Exercise brief: Copy every record below, exactly as written.

Supplied records:
● ● ● ● ● ● ●
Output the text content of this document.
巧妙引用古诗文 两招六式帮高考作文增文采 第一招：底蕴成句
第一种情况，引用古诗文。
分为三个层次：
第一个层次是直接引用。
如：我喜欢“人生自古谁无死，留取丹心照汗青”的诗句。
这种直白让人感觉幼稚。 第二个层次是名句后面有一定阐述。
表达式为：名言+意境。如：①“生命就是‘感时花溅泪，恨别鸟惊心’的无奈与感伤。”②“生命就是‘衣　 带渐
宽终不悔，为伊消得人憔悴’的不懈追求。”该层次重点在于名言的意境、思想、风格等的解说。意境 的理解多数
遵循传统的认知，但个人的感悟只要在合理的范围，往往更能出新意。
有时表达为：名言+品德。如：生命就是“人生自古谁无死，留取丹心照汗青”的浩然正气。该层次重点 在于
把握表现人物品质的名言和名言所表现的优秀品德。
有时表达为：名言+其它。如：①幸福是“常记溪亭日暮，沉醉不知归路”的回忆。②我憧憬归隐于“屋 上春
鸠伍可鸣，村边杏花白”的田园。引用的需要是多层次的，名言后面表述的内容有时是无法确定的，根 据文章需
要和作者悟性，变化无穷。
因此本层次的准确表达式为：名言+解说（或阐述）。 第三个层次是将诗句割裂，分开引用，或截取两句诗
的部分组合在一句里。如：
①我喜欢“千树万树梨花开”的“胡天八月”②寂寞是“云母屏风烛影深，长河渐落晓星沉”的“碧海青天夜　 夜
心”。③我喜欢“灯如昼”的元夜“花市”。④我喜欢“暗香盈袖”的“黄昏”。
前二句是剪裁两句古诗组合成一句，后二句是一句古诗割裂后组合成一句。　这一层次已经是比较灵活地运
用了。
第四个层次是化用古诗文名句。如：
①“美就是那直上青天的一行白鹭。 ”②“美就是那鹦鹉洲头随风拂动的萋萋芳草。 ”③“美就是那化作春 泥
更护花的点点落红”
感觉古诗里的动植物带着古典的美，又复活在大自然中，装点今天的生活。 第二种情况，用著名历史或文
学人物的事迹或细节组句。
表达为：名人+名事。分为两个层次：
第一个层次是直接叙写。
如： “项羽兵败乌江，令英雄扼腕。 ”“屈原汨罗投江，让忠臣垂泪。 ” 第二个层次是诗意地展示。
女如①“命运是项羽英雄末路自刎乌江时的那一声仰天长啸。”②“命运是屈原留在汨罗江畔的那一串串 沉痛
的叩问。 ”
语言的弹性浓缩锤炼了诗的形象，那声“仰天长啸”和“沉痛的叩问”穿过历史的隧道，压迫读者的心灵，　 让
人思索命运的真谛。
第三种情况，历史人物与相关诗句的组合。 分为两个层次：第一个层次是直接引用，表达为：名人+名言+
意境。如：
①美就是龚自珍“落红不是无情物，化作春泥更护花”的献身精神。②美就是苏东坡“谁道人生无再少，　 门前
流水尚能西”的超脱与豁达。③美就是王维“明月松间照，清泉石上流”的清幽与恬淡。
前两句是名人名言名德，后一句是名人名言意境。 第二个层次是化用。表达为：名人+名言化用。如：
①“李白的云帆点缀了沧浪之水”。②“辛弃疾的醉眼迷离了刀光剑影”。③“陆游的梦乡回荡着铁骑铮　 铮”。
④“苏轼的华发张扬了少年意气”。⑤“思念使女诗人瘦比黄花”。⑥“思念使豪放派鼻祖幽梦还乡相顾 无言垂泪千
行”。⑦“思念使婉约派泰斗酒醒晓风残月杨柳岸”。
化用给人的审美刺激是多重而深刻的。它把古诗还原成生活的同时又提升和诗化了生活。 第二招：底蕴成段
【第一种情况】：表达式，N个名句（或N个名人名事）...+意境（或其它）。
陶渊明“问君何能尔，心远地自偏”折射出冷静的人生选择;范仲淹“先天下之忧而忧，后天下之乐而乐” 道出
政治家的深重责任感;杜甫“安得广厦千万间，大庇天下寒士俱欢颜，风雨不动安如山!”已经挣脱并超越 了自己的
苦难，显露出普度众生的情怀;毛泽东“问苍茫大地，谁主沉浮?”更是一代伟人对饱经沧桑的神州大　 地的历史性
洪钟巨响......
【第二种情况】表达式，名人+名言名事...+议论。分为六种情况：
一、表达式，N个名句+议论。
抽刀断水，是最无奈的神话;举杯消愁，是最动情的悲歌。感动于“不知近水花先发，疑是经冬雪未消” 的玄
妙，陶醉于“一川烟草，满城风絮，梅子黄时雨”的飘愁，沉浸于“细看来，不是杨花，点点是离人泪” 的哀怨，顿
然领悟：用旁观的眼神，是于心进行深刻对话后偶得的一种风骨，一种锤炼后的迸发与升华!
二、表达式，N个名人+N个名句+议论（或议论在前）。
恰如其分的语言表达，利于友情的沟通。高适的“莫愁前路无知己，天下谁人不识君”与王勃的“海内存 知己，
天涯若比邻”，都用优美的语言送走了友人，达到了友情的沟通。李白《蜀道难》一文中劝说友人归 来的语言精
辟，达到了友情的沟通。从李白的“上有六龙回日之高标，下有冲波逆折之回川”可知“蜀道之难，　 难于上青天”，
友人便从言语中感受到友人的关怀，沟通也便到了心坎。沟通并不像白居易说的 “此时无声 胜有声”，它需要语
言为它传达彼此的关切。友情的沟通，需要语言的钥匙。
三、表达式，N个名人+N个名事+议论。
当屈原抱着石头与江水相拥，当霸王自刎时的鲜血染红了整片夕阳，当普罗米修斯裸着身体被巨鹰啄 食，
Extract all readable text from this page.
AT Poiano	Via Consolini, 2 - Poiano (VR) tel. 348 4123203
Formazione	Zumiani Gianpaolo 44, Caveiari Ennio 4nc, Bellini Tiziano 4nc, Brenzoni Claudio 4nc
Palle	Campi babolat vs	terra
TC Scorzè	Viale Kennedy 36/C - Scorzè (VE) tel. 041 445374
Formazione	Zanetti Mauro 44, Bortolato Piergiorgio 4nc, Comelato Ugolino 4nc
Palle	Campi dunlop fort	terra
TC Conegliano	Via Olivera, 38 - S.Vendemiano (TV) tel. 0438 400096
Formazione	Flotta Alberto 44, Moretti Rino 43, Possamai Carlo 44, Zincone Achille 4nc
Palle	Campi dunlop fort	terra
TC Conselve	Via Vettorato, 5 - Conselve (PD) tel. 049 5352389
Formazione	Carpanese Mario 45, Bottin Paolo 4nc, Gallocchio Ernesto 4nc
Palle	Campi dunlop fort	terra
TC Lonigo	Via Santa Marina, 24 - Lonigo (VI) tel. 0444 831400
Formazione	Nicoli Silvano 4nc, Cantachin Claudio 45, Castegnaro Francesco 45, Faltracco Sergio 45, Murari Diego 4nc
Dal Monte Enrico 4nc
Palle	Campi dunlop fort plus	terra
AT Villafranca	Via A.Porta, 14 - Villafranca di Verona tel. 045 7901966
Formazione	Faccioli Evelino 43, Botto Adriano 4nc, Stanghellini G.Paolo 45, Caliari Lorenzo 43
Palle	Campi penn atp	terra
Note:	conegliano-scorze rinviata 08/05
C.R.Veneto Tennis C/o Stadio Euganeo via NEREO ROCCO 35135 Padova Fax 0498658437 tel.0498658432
● ● ● ● ● ● ●
Full response:
Output the text content of this document.
巧妙引用古诗文 两招六式帮高考作文增文采 第一招：底蕴成句
第一种情况，引用古诗文。
分为三个层次：
第一个层次是直接引用。
如：我喜欢“人生自古谁无死，留取丹心照汗青”的诗句。
这种直白让人感觉幼稚。 第二个层次是名句后面有一定阐述。
表达式为：名言+意境。如：①“生命就是‘感时花溅泪，恨别鸟惊心’的无奈与感伤。”②“生命就是‘衣　 带渐
宽终不悔，为伊消得人憔悴’的不懈追求。”该层次重点在于名言的意境、思想、风格等的解说。意境 的理解多数
遵循传统的认知，但个人的感悟只要在合理的范围，往往更能出新意。
有时表达为：名言+品德。如：生命就是“人生自古谁无死，留取丹心照汗青”的浩然正气。该层次重点 在于
把握表现人物品质的名言和名言所表现的优秀品德。
有时表达为：名言+其它。如：①幸福是“常记溪亭日暮，沉醉不知归路”的回忆。②我憧憬归隐于“屋 上春
鸠伍可鸣，村边杏花白”的田园。引用的需要是多层次的，名言后面表述的内容有时是无法确定的，根 据文章需
要和作者悟性，变化无穷。
因此本层次的准确表达式为：名言+解说（或阐述）。 第三个层次是将诗句割裂，分开引用，或截取两句诗
的部分组合在一句里。如：
①我喜欢“千树万树梨花开”的“胡天八月”②寂寞是“云母屏风烛影深，长河渐落晓星沉”的“碧海青天夜　 夜
心”。③我喜欢“灯如昼”的元夜“花市”。④我喜欢“暗香盈袖”的“黄昏”。
前二句是剪裁两句古诗组合成一句，后二句是一句古诗割裂后组合成一句。　这一层次已经是比较灵活地运
用了。
第四个层次是化用古诗文名句。如：
①“美就是那直上青天的一行白鹭。 ”②“美就是那鹦鹉洲头随风拂动的萋萋芳草。 ”③“美就是那化作春 泥
更护花的点点落红”
感觉古诗里的动植物带着古典的美，又复活在大自然中，装点今天的生活。 第二种情况，用著名历史或文
学人物的事迹或细节组句。
表达为：名人+名事。分为两个层次：
第一个层次是直接叙写。
如： “项羽兵败乌江，令英雄扼腕。 ”“屈原汨罗投江，让忠臣垂泪。 ” 第二个层次是诗意地展示。
女如①“命运是项羽英雄末路自刎乌江时的那一声仰天长啸。”②“命运是屈原留在汨罗江畔的那一串串 沉痛
的叩问。 ”
语言的弹性浓缩锤炼了诗的形象，那声“仰天长啸”和“沉痛的叩问”穿过历史的隧道，压迫读者的心灵，　 让
人思索命运的真谛。
第三种情况，历史人物与相关诗句的组合。 分为两个层次：第一个层次是直接引用，表达为：名人+名言+
意境。如：
①美就是龚自珍“落红不是无情物，化作春泥更护花”的献身精神。②美就是苏东坡“谁道人生无再少，　 门前
流水尚能西”的超脱与豁达。③美就是王维“明月松间照，清泉石上流”的清幽与恬淡。
前两句是名人名言名德，后一句是名人名言意境。 第二个层次是化用。表达为：名人+名言化用。如：
①“李白的云帆点缀了沧浪之水”。②“辛弃疾的醉眼迷离了刀光剑影”。③“陆游的梦乡回荡着铁骑铮　 铮”。
④“苏轼的华发张扬了少年意气”。⑤“思念使女诗人瘦比黄花”。⑥“思念使豪放派鼻祖幽梦还乡相顾 无言垂泪千
行”。⑦“思念使婉约派泰斗酒醒晓风残月杨柳岸”。
化用给人的审美刺激是多重而深刻的。它把古诗还原成生活的同时又提升和诗化了生活。 第二招：底蕴成段
【第一种情况】：表达式，N个名句（或N个名人名事）...+意境（或其它）。
陶渊明“问君何能尔，心远地自偏”折射出冷静的人生选择;范仲淹“先天下之忧而忧，后天下之乐而乐” 道出
政治家的深重责任感;杜甫“安得广厦千万间，大庇天下寒士俱欢颜，风雨不动安如山!”已经挣脱并超越 了自己的
苦难，显露出普度众生的情怀;毛泽东“问苍茫大地，谁主沉浮?”更是一代伟人对饱经沧桑的神州大　 地的历史性
洪钟巨响......
【第二种情况】表达式，名人+名言名事...+议论。分为六种情况：
一、表达式，N个名句+议论。
抽刀断水，是最无奈的神话;举杯消愁，是最动情的悲歌。感动于“不知近水花先发，疑是经冬雪未消” 的玄
妙，陶醉于“一川烟草，满城风絮，梅子黄时雨”的飘愁，沉浸于“细看来，不是杨花，点点是离人泪” 的哀怨，顿
然领悟：用旁观的眼神，是于心进行深刻对话后偶得的一种风骨，一种锤炼后的迸发与升华!
二、表达式，N个名人+N个名句+议论（或议论在前）。
恰如其分的语言表达，利于友情的沟通。高适的“莫愁前路无知己，天下谁人不识君”与王勃的“海内存 知己，
天涯若比邻”，都用优美的语言送走了友人，达到了友情的沟通。李白《蜀道难》一文中劝说友人归 来的语言精
辟，达到了友情的沟通。从李白的“上有六龙回日之高标，下有冲波逆折之回川”可知“蜀道之难，　 难于上青天”，
友人便从言语中感受到友人的关怀，沟通也便到了心坎。沟通并不像白居易说的 “此时无声 胜有声”，它需要语
言为它传达彼此的关切。友情的沟通，需要语言的钥匙。
三、表达式，N个名人+N个名事+议论。
当屈原抱着石头与江水相拥，当霸王自刎时的鲜血染红了整片夕阳，当普罗米修斯裸着身体被巨鹰啄 食，
Extract all readable text from this page.
AT Poiano	Via Consolini, 2 - Poiano (VR) tel. 348 4123203
Formazione	Zumiani Gianpaolo 44, Caveiari Ennio 4nc, Bellini Tiziano 4nc, Brenzoni Claudio 4nc
Palle	Campi babolat vs	terra
TC Scorzè	Viale Kennedy 36/C - Scorzè (VE) tel. 041 445374
Formazione	Zanetti Mauro 44, Bortolato Piergiorgio 4nc, Comelato Ugolino 4nc
Palle	Campi dunlop fort	terra
TC Conegliano	Via Olivera, 38 - S.Vendemiano (TV) tel. 0438 400096
Formazione	Flotta Alberto 44, Moretti Rino 43, Possamai Carlo 44, Zincone Achille 4nc
Palle	Campi dunlop fort	terra
TC Conselve	Via Vettorato, 5 - Conselve (PD) tel. 049 5352389
Formazione	Carpanese Mario 45, Bottin Paolo 4nc, Gallocchio Ernesto 4nc
Palle	Campi dunlop fort	terra
TC Lonigo	Via Santa Marina, 24 - Lonigo (VI) tel. 0444 831400
Formazione	Nicoli Silvano 4nc, Cantachin Claudio 45, Castegnaro Francesco 45, Faltracco Sergio 45, Murari Diego 4nc
Dal Monte Enrico 4nc
Palle	Campi dunlop fort plus	terra
AT Villafranca	Via A.Porta, 14 - Villafranca di Verona tel. 045 7901966
Formazione	Faccioli Evelino 43, Botto Adriano 4nc, Stanghellini G.Paolo 45, Caliari Lorenzo 43
Palle	Campi penn atp	terra
Note:	conegliano-scorze rinviata 08/05
C.R.Veneto Tennis C/o Stadio Euganeo via NEREO ROCCO 35135 Padova Fax 0498658437 tel.0498658432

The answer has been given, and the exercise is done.